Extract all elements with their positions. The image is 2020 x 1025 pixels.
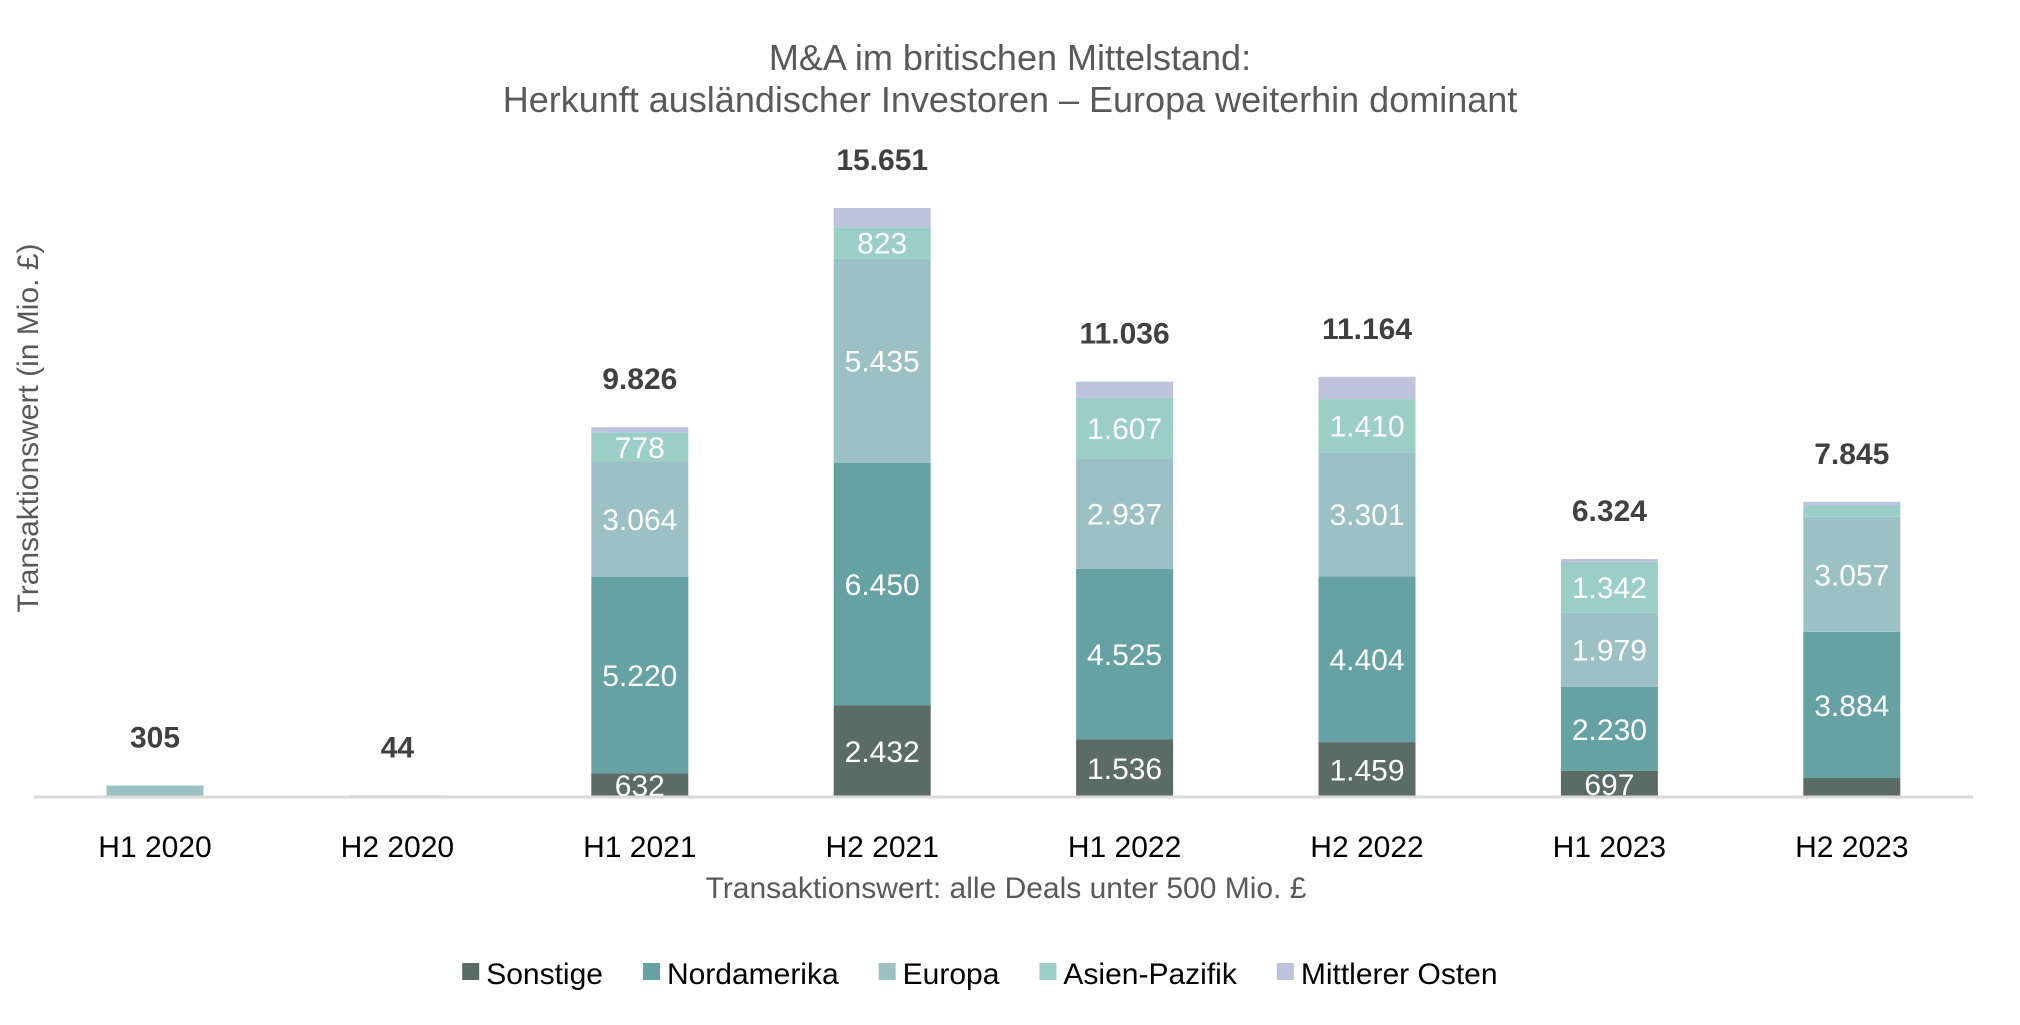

::::::::

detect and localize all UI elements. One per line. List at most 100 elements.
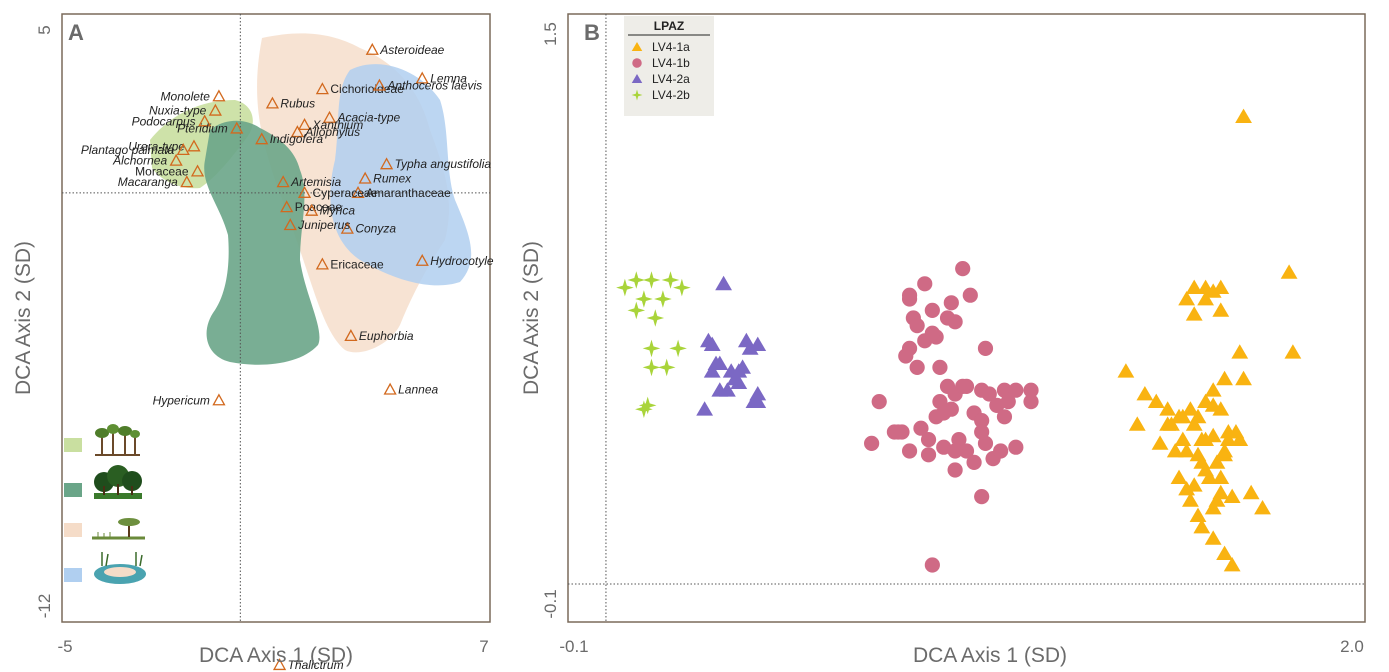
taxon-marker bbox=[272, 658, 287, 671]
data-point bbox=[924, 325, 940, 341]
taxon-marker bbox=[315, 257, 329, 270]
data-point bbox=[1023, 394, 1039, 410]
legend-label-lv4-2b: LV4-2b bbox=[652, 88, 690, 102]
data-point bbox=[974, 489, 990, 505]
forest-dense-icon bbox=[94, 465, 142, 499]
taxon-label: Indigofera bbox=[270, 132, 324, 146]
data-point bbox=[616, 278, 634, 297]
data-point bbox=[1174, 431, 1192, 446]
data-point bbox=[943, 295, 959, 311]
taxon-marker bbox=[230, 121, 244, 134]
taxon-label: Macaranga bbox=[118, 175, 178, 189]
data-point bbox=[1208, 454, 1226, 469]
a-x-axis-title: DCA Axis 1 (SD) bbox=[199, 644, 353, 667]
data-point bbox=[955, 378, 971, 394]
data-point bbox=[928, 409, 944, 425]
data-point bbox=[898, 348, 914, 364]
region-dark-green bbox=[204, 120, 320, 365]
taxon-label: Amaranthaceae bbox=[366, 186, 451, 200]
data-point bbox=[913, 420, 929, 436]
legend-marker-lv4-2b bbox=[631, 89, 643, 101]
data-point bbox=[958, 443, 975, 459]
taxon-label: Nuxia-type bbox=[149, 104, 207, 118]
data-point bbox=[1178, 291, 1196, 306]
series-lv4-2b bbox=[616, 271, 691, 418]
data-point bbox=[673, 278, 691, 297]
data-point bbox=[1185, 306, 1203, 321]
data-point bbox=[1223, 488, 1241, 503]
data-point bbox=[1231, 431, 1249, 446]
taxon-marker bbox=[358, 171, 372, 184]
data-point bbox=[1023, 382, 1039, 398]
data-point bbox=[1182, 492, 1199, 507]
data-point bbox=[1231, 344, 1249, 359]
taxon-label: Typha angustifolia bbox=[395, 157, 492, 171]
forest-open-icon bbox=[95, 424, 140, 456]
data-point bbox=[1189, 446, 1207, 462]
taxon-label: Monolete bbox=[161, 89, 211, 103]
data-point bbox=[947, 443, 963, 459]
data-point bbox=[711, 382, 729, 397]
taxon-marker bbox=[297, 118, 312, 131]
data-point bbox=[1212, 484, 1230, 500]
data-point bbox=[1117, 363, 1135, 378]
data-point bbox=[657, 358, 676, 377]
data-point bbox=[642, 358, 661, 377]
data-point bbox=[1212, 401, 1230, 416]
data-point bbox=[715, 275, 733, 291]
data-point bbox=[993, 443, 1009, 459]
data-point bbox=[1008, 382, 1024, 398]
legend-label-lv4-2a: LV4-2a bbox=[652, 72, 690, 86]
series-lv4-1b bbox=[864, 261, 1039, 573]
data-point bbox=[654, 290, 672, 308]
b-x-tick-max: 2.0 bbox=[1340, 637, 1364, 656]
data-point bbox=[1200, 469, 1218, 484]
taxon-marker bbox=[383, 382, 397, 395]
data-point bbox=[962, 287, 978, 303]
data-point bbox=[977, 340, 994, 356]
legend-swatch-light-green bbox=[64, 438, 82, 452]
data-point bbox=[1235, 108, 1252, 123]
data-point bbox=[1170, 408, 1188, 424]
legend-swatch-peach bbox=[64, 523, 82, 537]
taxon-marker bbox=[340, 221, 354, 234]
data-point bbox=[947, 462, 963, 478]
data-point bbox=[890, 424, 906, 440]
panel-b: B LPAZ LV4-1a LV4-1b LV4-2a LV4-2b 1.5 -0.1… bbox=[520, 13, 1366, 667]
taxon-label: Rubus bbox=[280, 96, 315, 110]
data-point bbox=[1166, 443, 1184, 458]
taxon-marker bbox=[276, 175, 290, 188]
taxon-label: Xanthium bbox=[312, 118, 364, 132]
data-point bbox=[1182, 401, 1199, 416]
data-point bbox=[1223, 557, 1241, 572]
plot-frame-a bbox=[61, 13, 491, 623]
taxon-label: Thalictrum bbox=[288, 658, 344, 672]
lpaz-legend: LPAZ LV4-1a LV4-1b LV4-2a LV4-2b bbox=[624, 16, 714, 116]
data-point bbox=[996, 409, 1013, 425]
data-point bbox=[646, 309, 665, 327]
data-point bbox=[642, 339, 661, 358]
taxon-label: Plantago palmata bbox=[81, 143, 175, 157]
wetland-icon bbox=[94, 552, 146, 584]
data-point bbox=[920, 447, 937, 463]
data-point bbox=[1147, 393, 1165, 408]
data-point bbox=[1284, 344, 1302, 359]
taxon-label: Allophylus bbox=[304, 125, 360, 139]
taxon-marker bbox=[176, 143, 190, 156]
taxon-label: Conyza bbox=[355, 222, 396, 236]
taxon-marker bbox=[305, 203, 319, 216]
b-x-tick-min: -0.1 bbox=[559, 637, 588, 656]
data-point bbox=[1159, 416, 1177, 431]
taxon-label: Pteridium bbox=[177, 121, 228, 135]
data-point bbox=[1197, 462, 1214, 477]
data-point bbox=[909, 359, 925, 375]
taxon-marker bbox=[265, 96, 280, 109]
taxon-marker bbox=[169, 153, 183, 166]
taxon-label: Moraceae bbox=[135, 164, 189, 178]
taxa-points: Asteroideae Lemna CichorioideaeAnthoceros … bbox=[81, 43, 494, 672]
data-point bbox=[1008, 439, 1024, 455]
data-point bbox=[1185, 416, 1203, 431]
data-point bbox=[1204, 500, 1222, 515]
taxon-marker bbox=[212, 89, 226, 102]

::::::::

Directive
Copy the data above word for word, starting at the line that contains "detect and localize" and ending after the line that contains "region-dark-green bbox=[204, 120, 320, 365]". Leave the pictures out.

Finished answer
detect and localize all UI elements. One per line. List at most 100 elements.
taxon-marker bbox=[272, 658, 287, 671]
data-point bbox=[924, 325, 940, 341]
taxon-marker bbox=[315, 257, 329, 270]
data-point bbox=[1023, 394, 1039, 410]
legend-label-lv4-2b: LV4-2b bbox=[652, 88, 690, 102]
data-point bbox=[974, 489, 990, 505]
forest-dense-icon bbox=[94, 465, 142, 499]
taxon-label: Indigofera bbox=[270, 132, 324, 146]
data-point bbox=[616, 278, 634, 297]
data-point bbox=[1174, 431, 1192, 446]
data-point bbox=[943, 295, 959, 311]
taxon-marker bbox=[230, 121, 244, 134]
taxon-label: Macaranga bbox=[118, 175, 178, 189]
data-point bbox=[1208, 454, 1226, 469]
a-x-axis-title: DCA Axis 1 (SD) bbox=[199, 644, 353, 667]
data-point bbox=[955, 378, 971, 394]
data-point bbox=[928, 409, 944, 425]
data-point bbox=[898, 348, 914, 364]
region-dark-green bbox=[204, 120, 320, 365]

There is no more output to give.